### Task brief
Write out the entire listing below exactly as it appears, minus any pictures.

--- start ---

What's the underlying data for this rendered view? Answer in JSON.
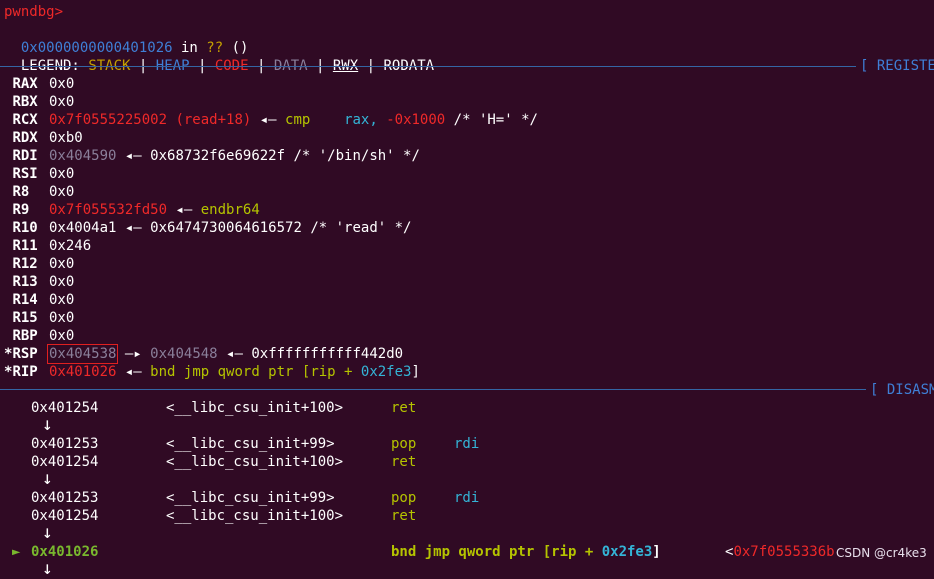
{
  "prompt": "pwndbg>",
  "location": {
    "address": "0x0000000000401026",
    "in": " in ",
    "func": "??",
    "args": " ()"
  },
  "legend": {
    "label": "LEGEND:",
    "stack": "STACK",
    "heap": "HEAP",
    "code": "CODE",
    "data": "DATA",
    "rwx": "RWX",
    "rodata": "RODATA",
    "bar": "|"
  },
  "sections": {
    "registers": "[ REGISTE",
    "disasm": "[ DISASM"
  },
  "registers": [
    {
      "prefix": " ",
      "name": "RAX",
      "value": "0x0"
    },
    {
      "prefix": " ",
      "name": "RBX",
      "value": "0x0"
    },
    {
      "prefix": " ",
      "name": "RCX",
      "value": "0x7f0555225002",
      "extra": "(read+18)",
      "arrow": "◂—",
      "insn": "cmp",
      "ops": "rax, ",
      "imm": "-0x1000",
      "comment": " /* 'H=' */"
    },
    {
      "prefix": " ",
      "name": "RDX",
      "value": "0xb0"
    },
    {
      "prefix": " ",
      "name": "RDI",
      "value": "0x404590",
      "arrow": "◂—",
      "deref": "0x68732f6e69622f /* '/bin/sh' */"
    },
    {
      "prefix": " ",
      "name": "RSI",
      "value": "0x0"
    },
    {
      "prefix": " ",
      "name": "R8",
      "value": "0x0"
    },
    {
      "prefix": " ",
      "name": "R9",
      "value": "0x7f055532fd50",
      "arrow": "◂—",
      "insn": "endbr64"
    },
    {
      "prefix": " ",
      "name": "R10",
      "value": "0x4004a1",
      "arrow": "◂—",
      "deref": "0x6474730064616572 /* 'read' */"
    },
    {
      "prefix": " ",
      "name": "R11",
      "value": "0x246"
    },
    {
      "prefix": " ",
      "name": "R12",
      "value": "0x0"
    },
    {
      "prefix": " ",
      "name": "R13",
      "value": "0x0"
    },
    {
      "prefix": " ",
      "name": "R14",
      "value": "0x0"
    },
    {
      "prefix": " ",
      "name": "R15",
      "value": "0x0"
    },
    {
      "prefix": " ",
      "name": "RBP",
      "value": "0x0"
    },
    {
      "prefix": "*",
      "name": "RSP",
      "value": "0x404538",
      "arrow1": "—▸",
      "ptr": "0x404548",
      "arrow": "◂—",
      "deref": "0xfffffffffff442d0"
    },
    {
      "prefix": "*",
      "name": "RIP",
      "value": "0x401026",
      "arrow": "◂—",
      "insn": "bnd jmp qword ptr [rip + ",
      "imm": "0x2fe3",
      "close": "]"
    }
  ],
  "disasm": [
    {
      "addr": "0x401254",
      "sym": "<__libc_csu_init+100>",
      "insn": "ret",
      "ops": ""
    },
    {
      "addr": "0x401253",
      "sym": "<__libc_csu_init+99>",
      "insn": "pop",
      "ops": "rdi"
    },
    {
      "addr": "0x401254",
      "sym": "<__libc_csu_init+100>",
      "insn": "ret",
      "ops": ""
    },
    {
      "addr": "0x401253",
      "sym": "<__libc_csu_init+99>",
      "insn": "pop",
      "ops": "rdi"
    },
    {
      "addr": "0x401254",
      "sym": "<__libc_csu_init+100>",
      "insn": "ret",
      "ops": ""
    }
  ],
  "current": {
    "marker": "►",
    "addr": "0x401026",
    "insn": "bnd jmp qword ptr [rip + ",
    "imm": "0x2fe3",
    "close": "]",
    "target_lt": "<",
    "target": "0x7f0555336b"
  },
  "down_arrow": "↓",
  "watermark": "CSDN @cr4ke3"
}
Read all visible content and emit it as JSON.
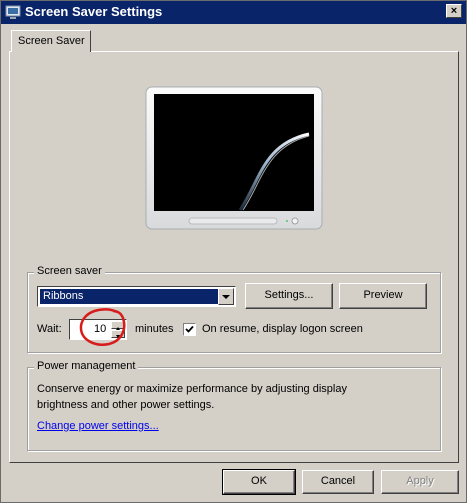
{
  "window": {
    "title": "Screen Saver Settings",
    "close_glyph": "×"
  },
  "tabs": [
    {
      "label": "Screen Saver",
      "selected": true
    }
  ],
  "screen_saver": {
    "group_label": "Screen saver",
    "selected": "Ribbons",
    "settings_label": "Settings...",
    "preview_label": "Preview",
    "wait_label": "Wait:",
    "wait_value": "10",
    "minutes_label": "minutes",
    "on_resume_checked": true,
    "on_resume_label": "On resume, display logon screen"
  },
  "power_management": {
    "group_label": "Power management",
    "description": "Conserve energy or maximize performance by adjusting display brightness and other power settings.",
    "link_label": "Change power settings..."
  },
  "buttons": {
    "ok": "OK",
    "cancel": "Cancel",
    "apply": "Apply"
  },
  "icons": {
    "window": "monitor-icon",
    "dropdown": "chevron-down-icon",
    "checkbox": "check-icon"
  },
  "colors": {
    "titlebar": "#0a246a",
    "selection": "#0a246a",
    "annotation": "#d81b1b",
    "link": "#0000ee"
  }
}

--- end ---

### Written solution
What's the underlying data for this rendered view? Answer in JSON.
{
  "prompt": "pwndbg>",
  "location": {
    "address": "0x0000000000401026",
    "in": " in ",
    "func": "??",
    "args": " ()"
  },
  "legend": {
    "label": "LEGEND:",
    "stack": "STACK",
    "heap": "HEAP",
    "code": "CODE",
    "data": "DATA",
    "rwx": "RWX",
    "rodata": "RODATA",
    "bar": "|"
  },
  "sections": {
    "registers": "[ REGISTE",
    "disasm": "[ DISASM"
  },
  "registers": [
    {
      "prefix": " ",
      "name": "RAX",
      "value": "0x0"
    },
    {
      "prefix": " ",
      "name": "RBX",
      "value": "0x0"
    },
    {
      "prefix": " ",
      "name": "RCX",
      "value": "0x7f0555225002",
      "extra": "(read+18)",
      "arrow": "◂—",
      "insn": "cmp",
      "ops": "rax, ",
      "imm": "-0x1000",
      "comment": " /* 'H=' */"
    },
    {
      "prefix": " ",
      "name": "RDX",
      "value": "0xb0"
    },
    {
      "prefix": " ",
      "name": "RDI",
      "value": "0x404590",
      "arrow": "◂—",
      "deref": "0x68732f6e69622f /* '/bin/sh' */"
    },
    {
      "prefix": " ",
      "name": "RSI",
      "value": "0x0"
    },
    {
      "prefix": " ",
      "name": "R8",
      "value": "0x0"
    },
    {
      "prefix": " ",
      "name": "R9",
      "value": "0x7f055532fd50",
      "arrow": "◂—",
      "insn": "endbr64"
    },
    {
      "prefix": " ",
      "name": "R10",
      "value": "0x4004a1",
      "arrow": "◂—",
      "deref": "0x6474730064616572 /* 'read' */"
    },
    {
      "prefix": " ",
      "name": "R11",
      "value": "0x246"
    },
    {
      "prefix": " ",
      "name": "R12",
      "value": "0x0"
    },
    {
      "prefix": " ",
      "name": "R13",
      "value": "0x0"
    },
    {
      "prefix": " ",
      "name": "R14",
      "value": "0x0"
    },
    {
      "prefix": " ",
      "name": "R15",
      "value": "0x0"
    },
    {
      "prefix": " ",
      "name": "RBP",
      "value": "0x0"
    },
    {
      "prefix": "*",
      "name": "RSP",
      "value": "0x404538",
      "arrow1": "—▸",
      "ptr": "0x404548",
      "arrow": "◂—",
      "deref": "0xfffffffffff442d0"
    },
    {
      "prefix": "*",
      "name": "RIP",
      "value": "0x401026",
      "arrow": "◂—",
      "insn": "bnd jmp qword ptr [rip + ",
      "imm": "0x2fe3",
      "close": "]"
    }
  ],
  "disasm": [
    {
      "addr": "0x401254",
      "sym": "<__libc_csu_init+100>",
      "insn": "ret",
      "ops": ""
    },
    {
      "addr": "0x401253",
      "sym": "<__libc_csu_init+99>",
      "insn": "pop",
      "ops": "rdi"
    },
    {
      "addr": "0x401254",
      "sym": "<__libc_csu_init+100>",
      "insn": "ret",
      "ops": ""
    },
    {
      "addr": "0x401253",
      "sym": "<__libc_csu_init+99>",
      "insn": "pop",
      "ops": "rdi"
    },
    {
      "addr": "0x401254",
      "sym": "<__libc_csu_init+100>",
      "insn": "ret",
      "ops": ""
    }
  ],
  "current": {
    "marker": "►",
    "addr": "0x401026",
    "insn": "bnd jmp qword ptr [rip + ",
    "imm": "0x2fe3",
    "close": "]",
    "target_lt": "<",
    "target": "0x7f0555336b"
  },
  "down_arrow": "↓",
  "watermark": "CSDN @cr4ke3"
}
Read all visible content and emit it as JSON.
{
  "window": {
    "title": "Screen Saver Settings",
    "close_glyph": "×"
  },
  "tabs": [
    {
      "label": "Screen Saver",
      "selected": true
    }
  ],
  "screen_saver": {
    "group_label": "Screen saver",
    "selected": "Ribbons",
    "settings_label": "Settings...",
    "preview_label": "Preview",
    "wait_label": "Wait:",
    "wait_value": "10",
    "minutes_label": "minutes",
    "on_resume_checked": true,
    "on_resume_label": "On resume, display logon screen"
  },
  "power_management": {
    "group_label": "Power management",
    "description": "Conserve energy or maximize performance by adjusting display brightness and other power settings.",
    "link_label": "Change power settings..."
  },
  "buttons": {
    "ok": "OK",
    "cancel": "Cancel",
    "apply": "Apply"
  },
  "icons": {
    "window": "monitor-icon",
    "dropdown": "chevron-down-icon",
    "checkbox": "check-icon"
  },
  "colors": {
    "titlebar": "#0a246a",
    "selection": "#0a246a",
    "annotation": "#d81b1b",
    "link": "#0000ee"
  }
}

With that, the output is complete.